WHAT NEEDS TO BE DONE: Each line that holds the word "Subhrajoy" counts once. Give the total number of such lines and nothing else.

[Dataset records]
⟨

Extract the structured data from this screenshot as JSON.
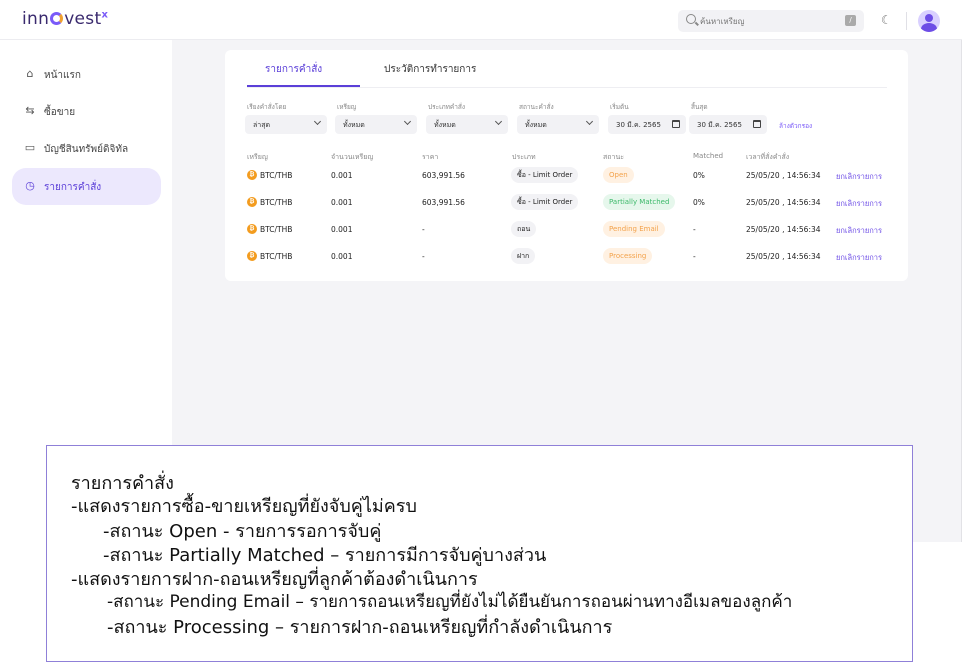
{
  "brand": {
    "logo_left": "inn",
    "logo_right": "vest",
    "logo_mark": "x"
  },
  "topbar": {
    "search_placeholder": "ค้นหาเหรียญ",
    "shortcut": "/"
  },
  "sidebar": {
    "items": [
      {
        "label": "หน้าแรก",
        "icon": "home-icon"
      },
      {
        "label": "ซื้อขาย",
        "icon": "swap-icon"
      },
      {
        "label": "บัญชีสินทรัพย์ดิจิทัล",
        "icon": "wallet-icon"
      },
      {
        "label": "รายการคำสั่ง",
        "icon": "clock-icon",
        "active": true
      }
    ]
  },
  "tabs": [
    {
      "label": "รายการคำสั่ง",
      "active": true
    },
    {
      "label": "ประวัติการทำรายการ",
      "active": false
    }
  ],
  "filters": [
    {
      "label": "เรียงคำสั่งโดย",
      "value": "ล่าสุด"
    },
    {
      "label": "เหรียญ",
      "value": "ทั้งหมด"
    },
    {
      "label": "ประเภทคำสั่ง",
      "value": "ทั้งหมด"
    },
    {
      "label": "สถานะคำสั่ง",
      "value": "ทั้งหมด"
    },
    {
      "label": "เริ่มต้น",
      "value": "30 มี.ค. 2565"
    },
    {
      "label": "สิ้นสุด",
      "value": "30 มี.ค. 2565"
    }
  ],
  "clear_filter": "ล้างตัวกรอง",
  "table": {
    "headers": [
      "เหรียญ",
      "จำนวนเหรียญ",
      "ราคา",
      "ประเภท",
      "สถานะ",
      "Matched",
      "เวลาที่สั่งคำสั่ง"
    ],
    "rows": [
      {
        "coin": "BTC/THB",
        "amount": "0.001",
        "price": "603,991.56",
        "type": "ซื้อ - Limit Order",
        "status": "Open",
        "matched": "0%",
        "time": "25/05/20 , 14:56:34",
        "action": "ยกเลิกรายการ"
      },
      {
        "coin": "BTC/THB",
        "amount": "0.001",
        "price": "603,991.56",
        "type": "ซื้อ - Limit Order",
        "status": "Partially Matched",
        "matched": "0%",
        "time": "25/05/20 , 14:56:34",
        "action": "ยกเลิกรายการ"
      },
      {
        "coin": "BTC/THB",
        "amount": "0.001",
        "price": "-",
        "type": "ถอน",
        "status": "Pending Email",
        "matched": "-",
        "time": "25/05/20 , 14:56:34",
        "action": "ยกเลิกรายการ"
      },
      {
        "coin": "BTC/THB",
        "amount": "0.001",
        "price": "-",
        "type": "ฝาก",
        "status": "Processing",
        "matched": "-",
        "time": "25/05/20 , 14:56:34",
        "action": "ยกเลิกรายการ"
      }
    ]
  },
  "note": {
    "lines": [
      "รายการคำสั่ง",
      "-แสดงรายการซื้อ-ขายเหรียญที่ยังจับคู่ไม่ครบ",
      "-สถานะ Open - รายการรอการจับคู่",
      "-สถานะ Partially Matched – รายการมีการจับคู่บางส่วน",
      "-แสดงรายการฝาก-ถอนเหรียญที่ลูกค้าต้องดำเนินการ",
      "-สถานะ Pending Email – รายการถอนเหรียญที่ยังไม่ได้ยืนยันการถอนผ่านทางอีเมลของลูกค้า",
      "-สถานะ Processing – รายการฝาก-ถอนเหรียญที่กำลังดำเนินการ"
    ]
  },
  "colors": {
    "accent": "#5b3fd8",
    "open": "#f3a24b",
    "partial": "#3cb96a",
    "coin": "#f39c1f"
  }
}
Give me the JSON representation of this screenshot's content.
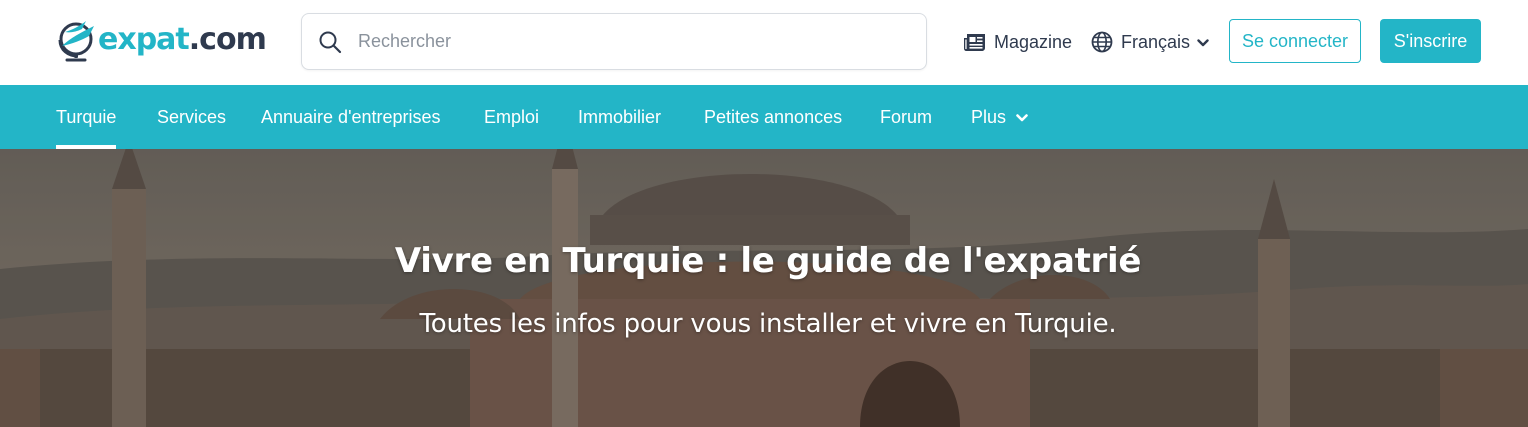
{
  "brand": {
    "logo_part1": "expat",
    "logo_part2": ".",
    "logo_part3": "com",
    "accent_color": "#23b5c7",
    "text_color": "#2f3a4e"
  },
  "search": {
    "placeholder": "Rechercher",
    "value": "",
    "icon": "search-icon"
  },
  "header": {
    "magazine_label": "Magazine",
    "magazine_icon": "newspaper-icon",
    "language_label": "Français",
    "language_icon": "globe-icon",
    "login_label": "Se connecter",
    "signup_label": "S'inscrire"
  },
  "nav": {
    "items": [
      {
        "label": "Turquie",
        "active": true
      },
      {
        "label": "Services"
      },
      {
        "label": "Annuaire d'entreprises"
      },
      {
        "label": "Emploi"
      },
      {
        "label": "Immobilier"
      },
      {
        "label": "Petites annonces"
      },
      {
        "label": "Forum"
      },
      {
        "label": "Plus",
        "icon": "chevron-down-icon"
      }
    ]
  },
  "hero": {
    "title": "Vivre en Turquie : le guide de l'expatrié",
    "subtitle": "Toutes les infos pour vous installer et vivre en Turquie."
  }
}
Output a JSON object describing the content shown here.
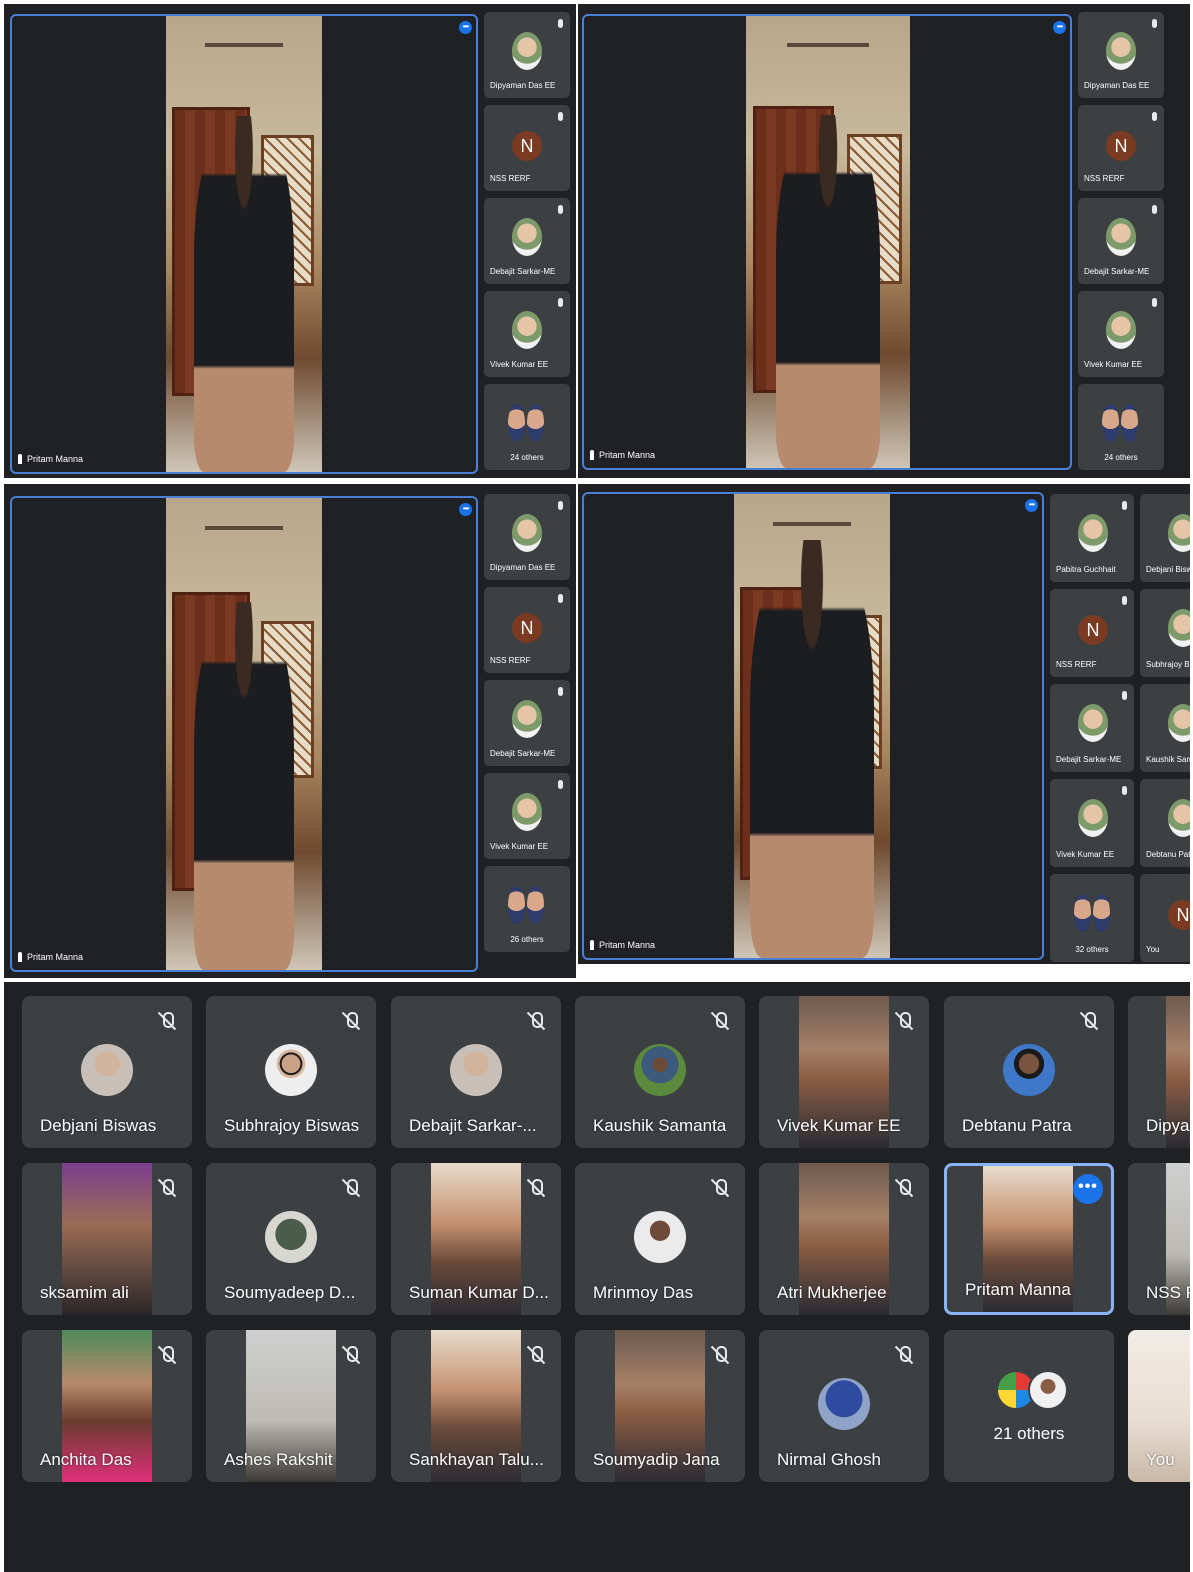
{
  "colors": {
    "meet_bg": "#202124",
    "tile_bg": "#3c4043",
    "active_border": "#4a7fd6",
    "selected_border": "#8ab4f8",
    "more_button": "#1a73e8"
  },
  "screenshots": [
    {
      "presenter": "Pritam Manna",
      "sidebar": [
        {
          "label": "Dipyaman Das EE",
          "kind": "photo"
        },
        {
          "label": "NSS RERF",
          "kind": "letter",
          "letter": "N"
        },
        {
          "label": "Debajit Sarkar-ME",
          "kind": "photo"
        },
        {
          "label": "Vivek Kumar EE",
          "kind": "photo"
        },
        {
          "label": "24 others",
          "kind": "pair"
        }
      ]
    },
    {
      "presenter": "Pritam Manna",
      "sidebar": [
        {
          "label": "Dipyaman Das EE",
          "kind": "photo"
        },
        {
          "label": "NSS RERF",
          "kind": "letter",
          "letter": "N"
        },
        {
          "label": "Debajit Sarkar-ME",
          "kind": "photo"
        },
        {
          "label": "Vivek Kumar EE",
          "kind": "photo"
        },
        {
          "label": "24 others",
          "kind": "pair"
        }
      ]
    },
    {
      "presenter": "Pritam Manna",
      "sidebar": [
        {
          "label": "Dipyaman Das EE",
          "kind": "photo"
        },
        {
          "label": "NSS RERF",
          "kind": "letter",
          "letter": "N"
        },
        {
          "label": "Debajit Sarkar-ME",
          "kind": "photo"
        },
        {
          "label": "Vivek Kumar EE",
          "kind": "photo"
        },
        {
          "label": "26 others",
          "kind": "pair"
        }
      ]
    },
    {
      "presenter": "Pritam Manna",
      "sidebar": [
        {
          "label": "Pabitra Guchhait",
          "kind": "photo"
        },
        {
          "label": "NSS RERF",
          "kind": "letter",
          "letter": "N"
        },
        {
          "label": "Debajit Sarkar-ME",
          "kind": "photo"
        },
        {
          "label": "Vivek Kumar EE",
          "kind": "photo"
        },
        {
          "label": "32 others",
          "kind": "pair"
        }
      ],
      "sidebar2": [
        {
          "label": "Debjani Biswas",
          "kind": "photo"
        },
        {
          "label": "Subhrajoy Biswas",
          "kind": "photo"
        },
        {
          "label": "Kaushik Samanta",
          "kind": "photo"
        },
        {
          "label": "Debtanu Patra",
          "kind": "photo"
        },
        {
          "label": "You",
          "kind": "letter",
          "letter": "N"
        }
      ]
    }
  ],
  "grid": {
    "row1": [
      "Debjani Biswas",
      "Subhrajoy Biswas",
      "Debajit Sarkar-...",
      "Kaushik Samanta",
      "Vivek Kumar EE",
      "Debtanu Patra",
      "Dipya"
    ],
    "row2": [
      "sksamim ali",
      "Soumyadeep D...",
      "Suman Kumar D...",
      "Mrinmoy Das",
      "Atri Mukherjee",
      "Pritam Manna",
      "NSS R"
    ],
    "row3": [
      "Anchita Das",
      "Ashes Rakshit",
      "Sankhayan Talu...",
      "Soumyadip Jana",
      "Nirmal Ghosh",
      "21 others",
      "You"
    ],
    "more_glyph": "•••"
  },
  "icons": {
    "mute": "mic-off-icon",
    "pin": "pin-icon",
    "more": "more-options-icon"
  }
}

⟩

EXERCISE SOLUTION: 2